[Fragmento]:
☆ ☆ ☆

Hay quienes pretenden disociar la actuación pública, de su mayor o menor coherencia, integridad y honestidad personal en otros ámbitos de su actividad privada. Muchos intentan disuadirnos de que la vida privada no importa para el correcto desempeño de una función pública. Pero no basta con buenos gestores. El que es un inmoral en la esfera privada, es capaz de serlo en el ámbito público. El que es recto de conciencia y actúa coherentemente, es difícil que se corrompa. Si alguien es un caradura en su vida privada, ¿quién asegura que no lo pueda ser también en la vida pública? La gestión de la cosa pública necesita de verdaderos servidores del bien común y no servirse ellos personalmente del bien colectivo.

Hay que volver a concebir la tarea del “representante político” como servidor del conjunto de la comunidad, y no tanto como maquinaria al servicio de intereses partidistas o particulares. A quien se presenta como candidato a representar al pueblo debería exigírsele una cierta valía humana en función de la representación que aspira a ostentar, una cierta integridad y tensión moral, una cierta coherencia personal, una alta dosis de credibilidad orientada al servicio del bien común y no al autoservicio propio. Hacen falta, pues, políticos coherentes, consecuentes con sus ideas y con sus acciones. La gestión de la cosa pública necesita equipos bien pertrechados y solventes, pero sobretodo integrados por personas nobles, cabales, honestas e íntegras; en definitiva, representantes que rezumen autenticidad y credibilidad.

¿Pueden contribuir a ello los nuevos «sofistas» del panorama político español, nos preguntábamos? Frente a la mediocridad de nuestros políticos y a la demagogia de algunos y ante unas próximas elecciones se impone, pues, el retrato del buen político, el perfil del buen gobernante.

4. Perfil del buen gobernante

A continuación presentamos un interesante artículo de Alejandro NAVAS, Profesor de Sociología, cuyo contenido no pierde actualidad, titulado “Un político ejemplar”:

Nuestro político destaca por la nobleza de sus sentimientos y la dignidad de su porte externo. Habla de modo pausado y nunca pierde la serenidad. Afable y conciliador, nada hay en él que sea vulgar.

Al llegar a la jefatura del Gobierno, renunció a casi toda vida social; apenas se le vio en fiestas ni en celebraciones. Hizo una excepción con la boda de su primo NN: asistió a la ceremonia religiosa, pero no se quedó al banquete.

Pasó quince años al frente del Estado, y en ningún momento sucumbió a las tentaciones de la corrupción. En su vida privada adoptó un tono extremadamente austero, lo que provocó más de una queja de su mujer, de sus hijos y de otros parientes. A la vez, dedicaba una considerable cantidad de dinero al socorro de los indigentes. Su reputación era intachable, por lo que ni siquiera tuvo que rechazar propuestas de soborno: los eventuales sobornadores ni lo intentaban, conscientes de la inutilidad de sus pretensiones.

☆ ☆ ☆

[Datos proporcionados]:
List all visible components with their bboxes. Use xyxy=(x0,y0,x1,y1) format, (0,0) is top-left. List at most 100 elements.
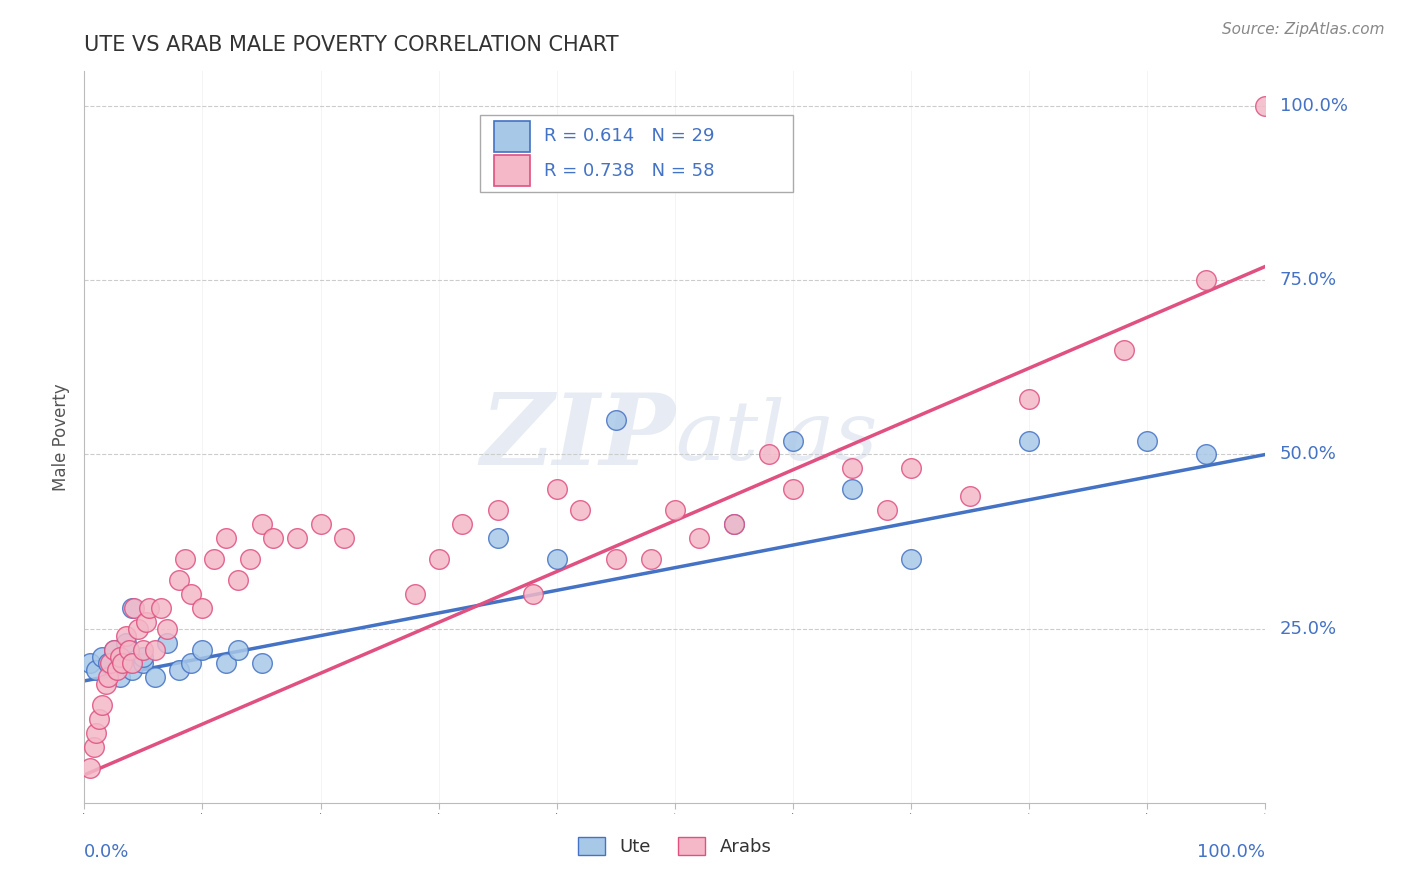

☆ ☆ ☆

[Tarea]: Traduzca al inglés esta oración del fragmento: «El que es recto de conciencia y actúa coherentemente, es difícil que se corrompa».

[Solución]: Someone who has an upright conscience and acts consistently is unlikely to become corrupt.